(Saved data entries)
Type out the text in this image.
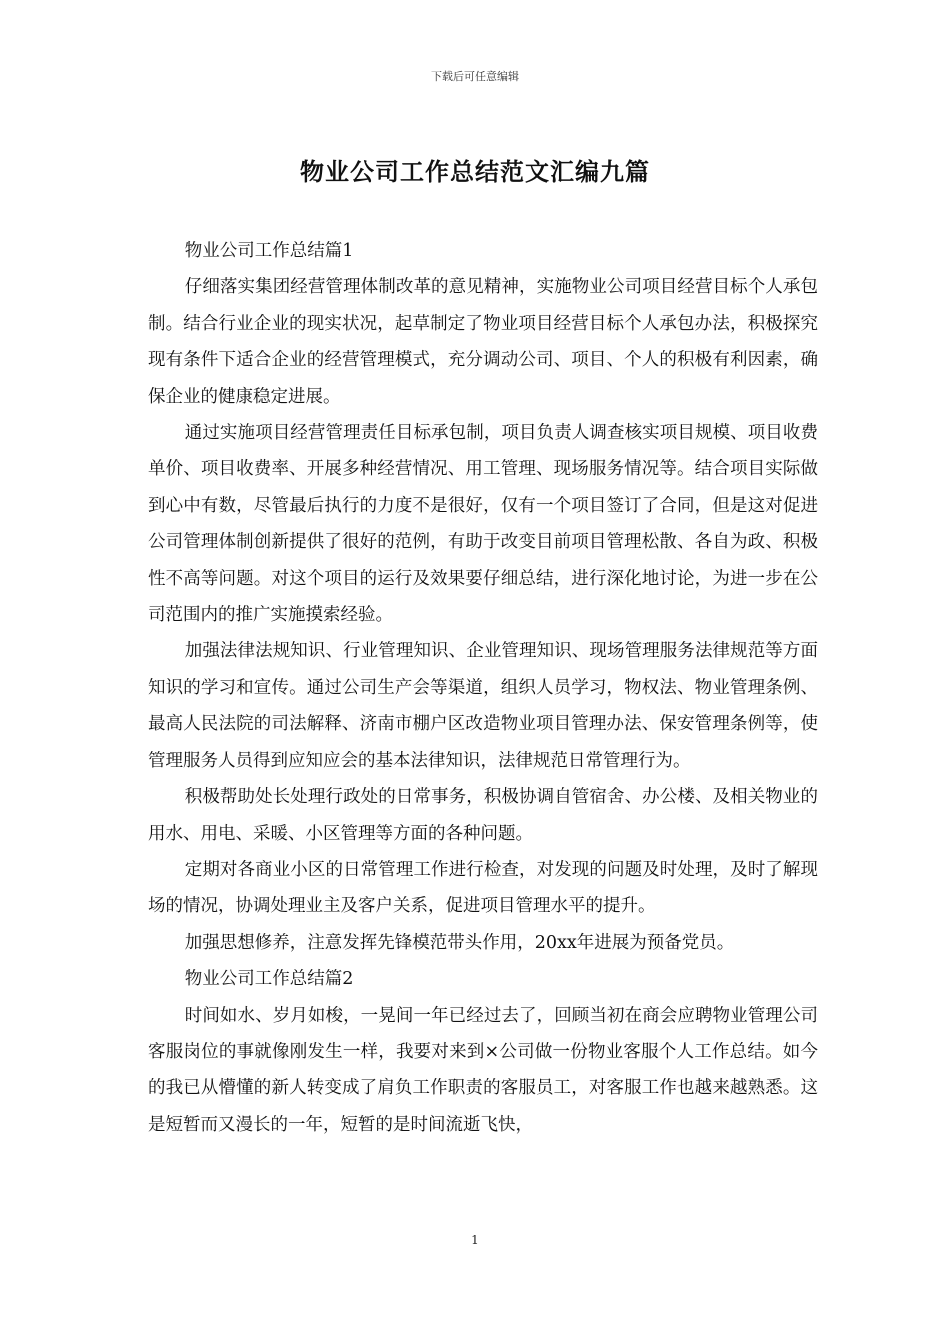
下载后可任意编辑
物业公司工作总结范文汇编九篇

物业公司工作总结篇1

仔细落实集团经营管理体制改革的意见精神，实施物业公司项目经营目标个人承包制。结合行业企业的现实状况，起草制定了物业项目经营目标个人承包办法，积极探究现有条件下适合企业的经营管理模式，充分调动公司、项目、个人的积极有利因素，确保企业的健康稳定进展。

通过实施项目经营管理责任目标承包制，项目负责人调查核实项目规模、项目收费单价、项目收费率、开展多种经营情况、用工管理、现场服务情况等。结合项目实际做到心中有数，尽管最后执行的力度不是很好，仅有一个项目签订了合同，但是这对促进公司管理体制创新提供了很好的范例，有助于改变目前项目管理松散、各自为政、积极性不高等问题。对这个项目的运行及效果要仔细总结，进行深化地讨论，为进一步在公司范围内的推广实施摸索经验。

加强法律法规知识、行业管理知识、企业管理知识、现场管理服务法律规范等方面知识的学习和宣传。通过公司生产会等渠道，组织人员学习，物权法、物业管理条例、最高人民法院的司法解释、济南市棚户区改造物业项目管理办法、保安管理条例等，使管理服务人员得到应知应会的基本法律知识，法律规范日常管理行为。

积极帮助处长处理行政处的日常事务，积极协调自管宿舍、办公楼、及相关物业的用水、用电、采暖、小区管理等方面的各种问题。

定期对各商业小区的日常管理工作进行检查，对发现的问题及时处理，及时了解现场的情况，协调处理业主及客户关系，促进项目管理水平的提升。

加强思想修养，注意发挥先锋模范带头作用，20xx年进展为预备党员。

物业公司工作总结篇2

时间如水、岁月如梭，一晃间一年已经过去了，回顾当初在商会应聘物业管理公司客服岗位的事就像刚发生一样，我要对来到×公司做一份物业客服个人工作总结。如今的我已从懵懂的新人转变成了肩负工作职责的客服员工，对客服工作也越来越熟悉。这是短暂而又漫长的一年，短暂的是时间流逝飞快，

1
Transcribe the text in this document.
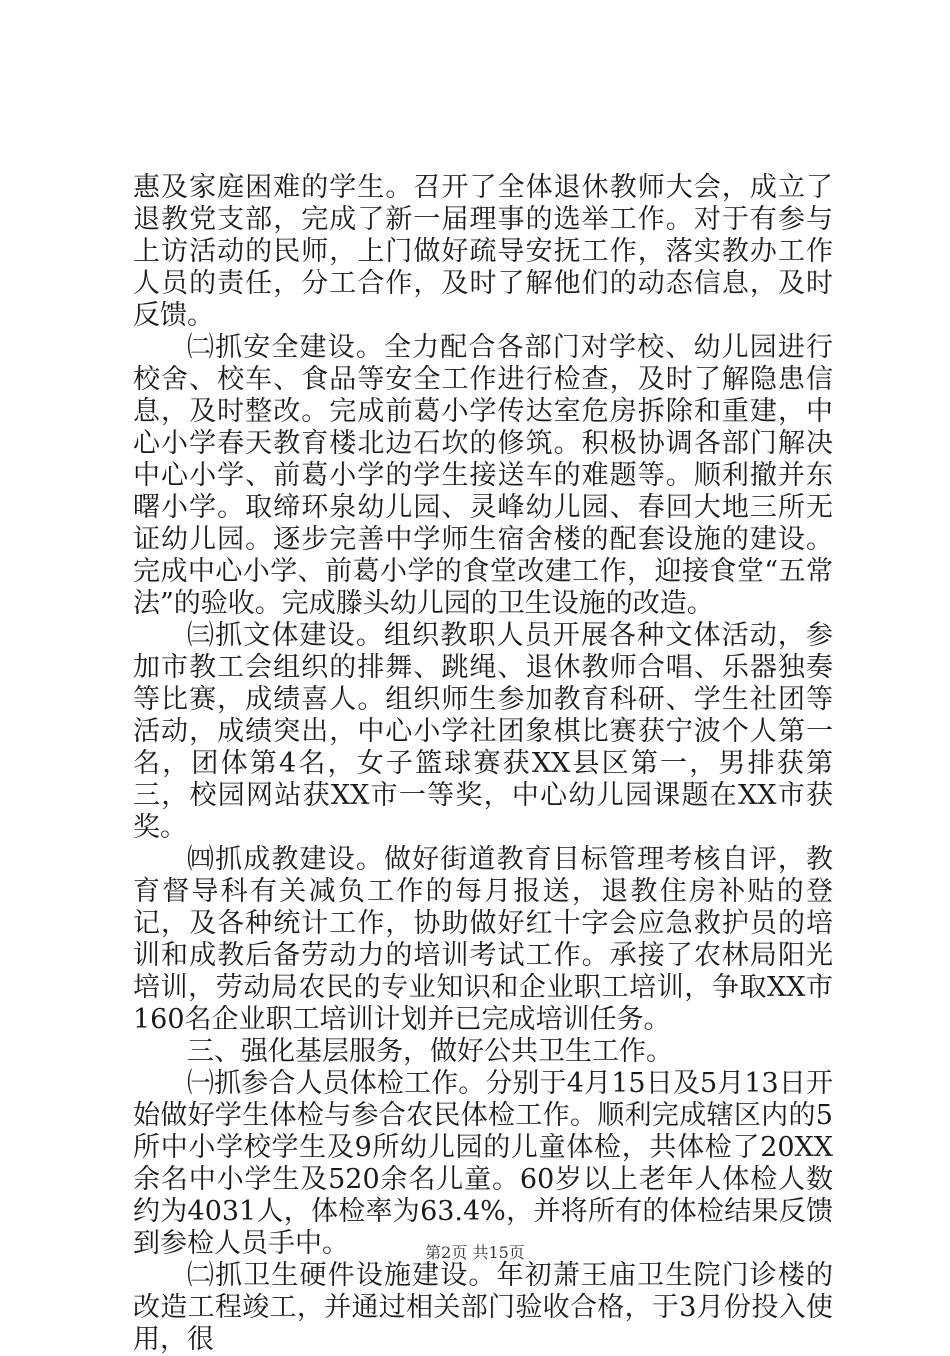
惠及家庭困难的学生。召开了全体退休教师大会，成立了退教党支部，完成了新一届理事的选举工作。对于有参与上访活动的民师，上门做好疏导安抚工作，落实教办工作人员的责任，分工合作，及时了解他们的动态信息，及时反馈。

㈡抓安全建设。全力配合各部门对学校、幼儿园进行校舍、校车、食品等安全工作进行检查，及时了解隐患信息，及时整改。完成前葛小学传达室危房拆除和重建，中心小学春天教育楼北边石坎的修筑。积极协调各部门解决中心小学、前葛小学的学生接送车的难题等。顺利撤并东曙小学。取缔环泉幼儿园、灵峰幼儿园、春回大地三所无证幼儿园。逐步完善中学师生宿舍楼的配套设施的建设。完成中心小学、前葛小学的食堂改建工作，迎接食堂“五常法”的验收。完成滕头幼儿园的卫生设施的改造。

㈢抓文体建设。组织教职人员开展各种文体活动，参加市教工会组织的排舞、跳绳、退休教师合唱、乐器独奏等比赛，成绩喜人。组织师生参加教育科研、学生社团等活动，成绩突出，中心小学社团象棋比赛获宁波个人第一名，团体第4名，女子篮球赛获XX县区第一，男排获第三，校园网站获XX市一等奖，中心幼儿园课题在XX市获奖。

㈣抓成教建设。做好街道教育目标管理考核自评，教育督导科有关减负工作的每月报送，退教住房补贴的登记，及各种统计工作，协助做好红十字会应急救护员的培训和成教后备劳动力的培训考试工作。承接了农林局阳光培训，劳动局农民的专业知识和企业职工培训，争取XX市160名企业职工培训计划并已完成培训任务。

三、强化基层服务，做好公共卫生工作。

㈠抓参合人员体检工作。分别于4月15日及5月13日开始做好学生体检与参合农民体检工作。顺利完成辖区内的5所中小学校学生及9所幼儿园的儿童体检，共体检了20XX余名中小学生及520余名儿童。60岁以上老年人体检人数约为4031人，体检率为63.4%，并将所有的体检结果反馈到参检人员手中。

㈡抓卫生硬件设施建设。年初萧王庙卫生院门诊楼的改造工程竣工，并通过相关部门验收合格，于3月份投入使用，很

第2页 共15页
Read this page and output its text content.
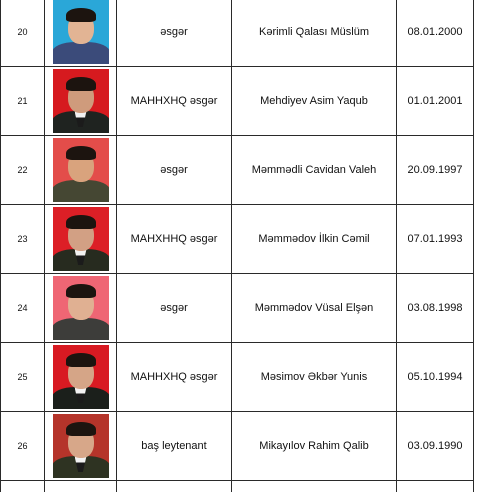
20	əsgər	Kərimli Qalası Müslüm	08.01.2000
21	MAHHXHQ əsgər	Mehdiyev Asim Yaqub	01.01.2001
22	əsgər	Məmmədli Cavidan Valeh	20.09.1997
23	MAHXHHQ əsgər	Məmmədov İlkin Cəmil	07.01.1993
24	əsgər	Məmmədov Vüsal Elşən	03.08.1998
25	MAHHXHQ əsgər	Məsimov Əkbər Yunis	05.10.1994
26	baş leytenant	Mikayılov Rahim Qalib	03.09.1990
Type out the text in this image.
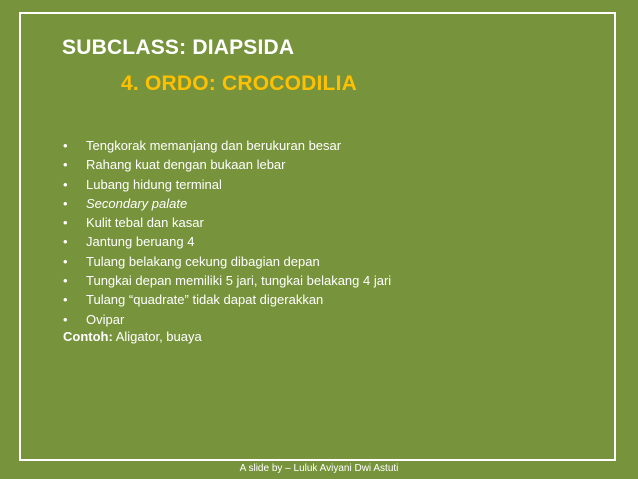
SUBCLASS: DIAPSIDA
4. ORDO: CROCODILIA
• Tengkorak memanjang dan berukuran besar
• Rahang kuat dengan bukaan lebar
• Lubang hidung terminal
• Secondary palate
• Kulit tebal dan kasar
• Jantung beruang 4
• Tulang belakang cekung dibagian depan
• Tungkai depan memiliki 5 jari, tungkai belakang 4 jari
• Tulang “quadrate” tidak dapat digerakkan
• Ovipar
Contoh: Aligator, buaya
A slide by – Luluk Aviyani Dwi Astuti
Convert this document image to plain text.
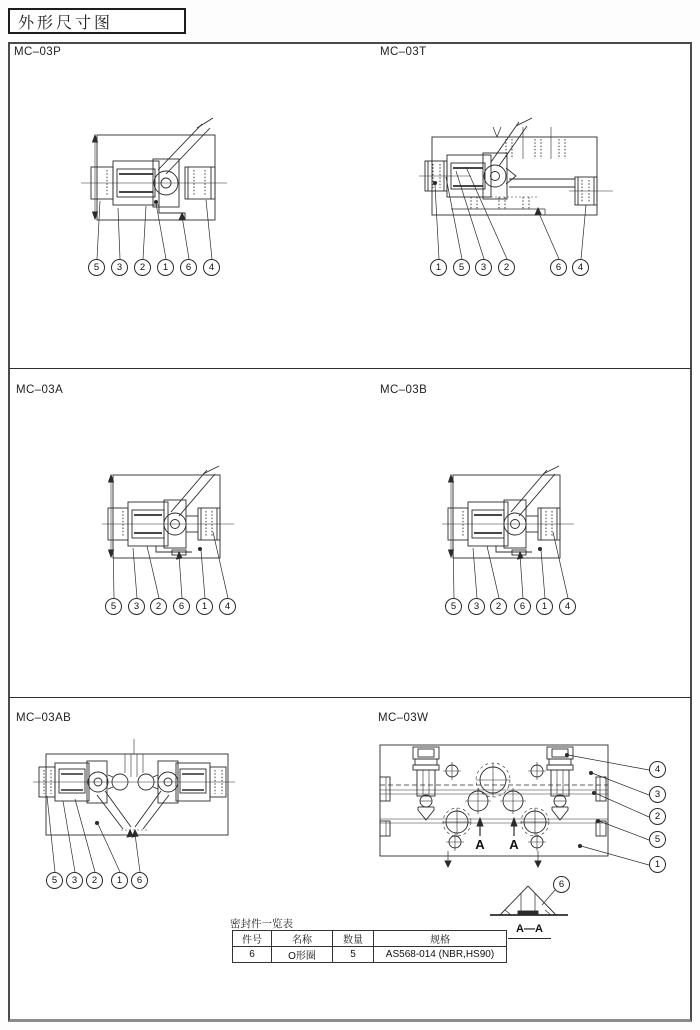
外形尺寸图
MC–03P	MC–03T
MC–03A	MC–03B
MC–03AB	MC–03W
5	3	2	1	6	4	1	5	3	2	6	4
5	3	2	6	1	4	5	3	2	6	1	4
5	3	2	1	6
4
3
2
5
1
6
A A
A—A
密封件一览表
件号	名称	数量	规格
6	O形圈	5	AS568-014 (NBR,HS90)
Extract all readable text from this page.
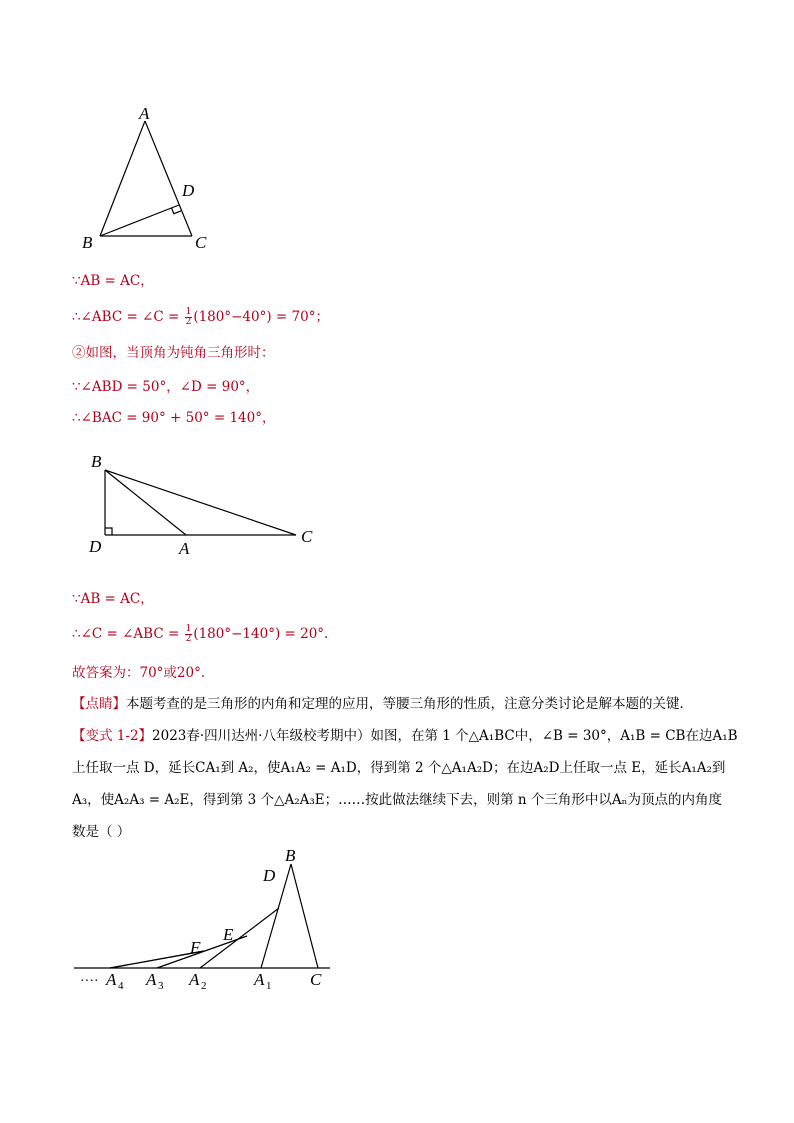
A
D
B	C
∵AB = AC，
∴∠ABC = ∠C = $\frac{1}{2} (180^\circ-40^\circ) = 70^\circ$；
②如图，当顶角为钝角三角形时：
∵∠ABD = 50°，∠D = 90°，
∴∠BAC = 90° + 50° = 140°，
B
D	A
C
∵AB = AC，
∴∠C = ∠ABC = $\frac{1}{2} (180^\circ-140^\circ) = 20^\circ$.
故答案为：70°或20°.
【点睛】本题考查的是三角形的内角和定理的应用，等腰三角形的性质，注意分类讨论是解本题的关键．
【变式 1-2】2023春·四川达州·八年级校考期中）如图，在第 1 个△A₁BC中，∠B = 30°，A₁B = CB在边A₁B
上任取一点 D，延长CA₁到 A₂，使A₁A₂ = A₁D，得到第 2 个△A₁A₂D；在边A₂D上任取一点 E，延长A₁A₂到
A₃，使A₂A₃ = A₂E，得到第 3 个△A₂A₃E；……按此做法继续下去，则第 n 个三角形中以Aₙ为顶点的内角度
数是（ ）
B
D
E
F
···· A 4 A 3 A 2	A 1 C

* **Stated task**
Without the pictures, retype the whole of the material above exactly.

* **Exercise result**
Type out the text in this image.
下载后可任意编辑
物业公司工作总结范文汇编九篇

物业公司工作总结篇1

仔细落实集团经营管理体制改革的意见精神，实施物业公司项目经营目标个人承包制。结合行业企业的现实状况，起草制定了物业项目经营目标个人承包办法，积极探究现有条件下适合企业的经营管理模式，充分调动公司、项目、个人的积极有利因素，确保企业的健康稳定进展。

通过实施项目经营管理责任目标承包制，项目负责人调查核实项目规模、项目收费单价、项目收费率、开展多种经营情况、用工管理、现场服务情况等。结合项目实际做到心中有数，尽管最后执行的力度不是很好，仅有一个项目签订了合同，但是这对促进公司管理体制创新提供了很好的范例，有助于改变目前项目管理松散、各自为政、积极性不高等问题。对这个项目的运行及效果要仔细总结，进行深化地讨论，为进一步在公司范围内的推广实施摸索经验。

加强法律法规知识、行业管理知识、企业管理知识、现场管理服务法律规范等方面知识的学习和宣传。通过公司生产会等渠道，组织人员学习，物权法、物业管理条例、最高人民法院的司法解释、济南市棚户区改造物业项目管理办法、保安管理条例等，使管理服务人员得到应知应会的基本法律知识，法律规范日常管理行为。

积极帮助处长处理行政处的日常事务，积极协调自管宿舍、办公楼、及相关物业的用水、用电、采暖、小区管理等方面的各种问题。

定期对各商业小区的日常管理工作进行检查，对发现的问题及时处理，及时了解现场的情况，协调处理业主及客户关系，促进项目管理水平的提升。

加强思想修养，注意发挥先锋模范带头作用，20xx年进展为预备党员。

物业公司工作总结篇2

时间如水、岁月如梭，一晃间一年已经过去了，回顾当初在商会应聘物业管理公司客服岗位的事就像刚发生一样，我要对来到×公司做一份物业客服个人工作总结。如今的我已从懵懂的新人转变成了肩负工作职责的客服员工，对客服工作也越来越熟悉。这是短暂而又漫长的一年，短暂的是时间流逝飞快，

1
Transcribe the text in this document.
惠及家庭困难的学生。召开了全体退休教师大会，成立了退教党支部，完成了新一届理事的选举工作。对于有参与上访活动的民师，上门做好疏导安抚工作，落实教办工作人员的责任，分工合作，及时了解他们的动态信息，及时反馈。

㈡抓安全建设。全力配合各部门对学校、幼儿园进行校舍、校车、食品等安全工作进行检查，及时了解隐患信息，及时整改。完成前葛小学传达室危房拆除和重建，中心小学春天教育楼北边石坎的修筑。积极协调各部门解决中心小学、前葛小学的学生接送车的难题等。顺利撤并东曙小学。取缔环泉幼儿园、灵峰幼儿园、春回大地三所无证幼儿园。逐步完善中学师生宿舍楼的配套设施的建设。完成中心小学、前葛小学的食堂改建工作，迎接食堂“五常法”的验收。完成滕头幼儿园的卫生设施的改造。

㈢抓文体建设。组织教职人员开展各种文体活动，参加市教工会组织的排舞、跳绳、退休教师合唱、乐器独奏等比赛，成绩喜人。组织师生参加教育科研、学生社团等活动，成绩突出，中心小学社团象棋比赛获宁波个人第一名，团体第4名，女子篮球赛获XX县区第一，男排获第三，校园网站获XX市一等奖，中心幼儿园课题在XX市获奖。

㈣抓成教建设。做好街道教育目标管理考核自评，教育督导科有关减负工作的每月报送，退教住房补贴的登记，及各种统计工作，协助做好红十字会应急救护员的培训和成教后备劳动力的培训考试工作。承接了农林局阳光培训，劳动局农民的专业知识和企业职工培训，争取XX市160名企业职工培训计划并已完成培训任务。

三、强化基层服务，做好公共卫生工作。

㈠抓参合人员体检工作。分别于4月15日及5月13日开始做好学生体检与参合农民体检工作。顺利完成辖区内的5所中小学校学生及9所幼儿园的儿童体检，共体检了20XX余名中小学生及520余名儿童。60岁以上老年人体检人数约为4031人，体检率为63.4%，并将所有的体检结果反馈到参检人员手中。

㈡抓卫生硬件设施建设。年初萧王庙卫生院门诊楼的改造工程竣工，并通过相关部门验收合格，于3月份投入使用，很

第2页 共15页
Read this page and output its text content.
20	əsgər	Kərimli Qalası Müslüm	08.01.2000
21	MAHHXHQ əsgər	Mehdiyev Asim Yaqub	01.01.2001
22	əsgər	Məmmədli Cavidan Valeh	20.09.1997
23	MAHXHHQ əsgər	Məmmədov İlkin Cəmil	07.01.1993
24	əsgər	Məmmədov Vüsal Elşən	03.08.1998
25	MAHHXHQ əsgər	Məsimov Əkbər Yunis	05.10.1994
26	baş leytenant	Mikayılov Rahim Qalib	03.09.1990
Type out the text in this image.
SUBCLASS: DIAPSIDA
4. ORDO: CROCODILIA
• Tengkorak memanjang dan berukuran besar
• Rahang kuat dengan bukaan lebar
• Lubang hidung terminal
• Secondary palate
• Kulit tebal dan kasar
• Jantung beruang 4
• Tulang belakang cekung dibagian depan
• Tungkai depan memiliki 5 jari, tungkai belakang 4 jari
• Tulang “quadrate” tidak dapat digerakkan
• Ovipar
Contoh: Aligator, buaya
A slide by – Luluk Aviyani Dwi Astuti
Convert this document image to plain text.
外形尺寸图
MC–03P	MC–03T
MC–03A	MC–03B
MC–03AB	MC–03W
5	3	2	1	6	4	1	5	3	2	6	4
5	3	2	6	1	4	5	3	2	6	1	4
5	3	2	1	6
4
3
2
5
1
6
A A
A—A
密封件一览表
件号	名称	数量	规格
6	O形圈	5	AS568-014 (NBR,HS90)
Extract all readable text from this page.
A
D
B	C
∵AB = AC，
∴∠ABC = ∠C = $\frac{1}{2} (180^\circ-40^\circ) = 70^\circ$；
②如图，当顶角为钝角三角形时：
∵∠ABD = 50°，∠D = 90°，
∴∠BAC = 90° + 50° = 140°，
B
D	A
C
∵AB = AC，
∴∠C = ∠ABC = $\frac{1}{2} (180^\circ-140^\circ) = 20^\circ$.
故答案为：70°或20°.
【点睛】本题考查的是三角形的内角和定理的应用，等腰三角形的性质，注意分类讨论是解本题的关键．
【变式 1-2】2023春·四川达州·八年级校考期中）如图，在第 1 个△A₁BC中，∠B = 30°，A₁B = CB在边A₁B
上任取一点 D，延长CA₁到 A₂，使A₁A₂ = A₁D，得到第 2 个△A₁A₂D；在边A₂D上任取一点 E，延长A₁A₂到
A₃，使A₂A₃ = A₂E，得到第 3 个△A₂A₃E；……按此做法继续下去，则第 n 个三角形中以Aₙ为顶点的内角度
数是（ ）
B
D
E
F
···· A 4 A 3 A 2	A 1 C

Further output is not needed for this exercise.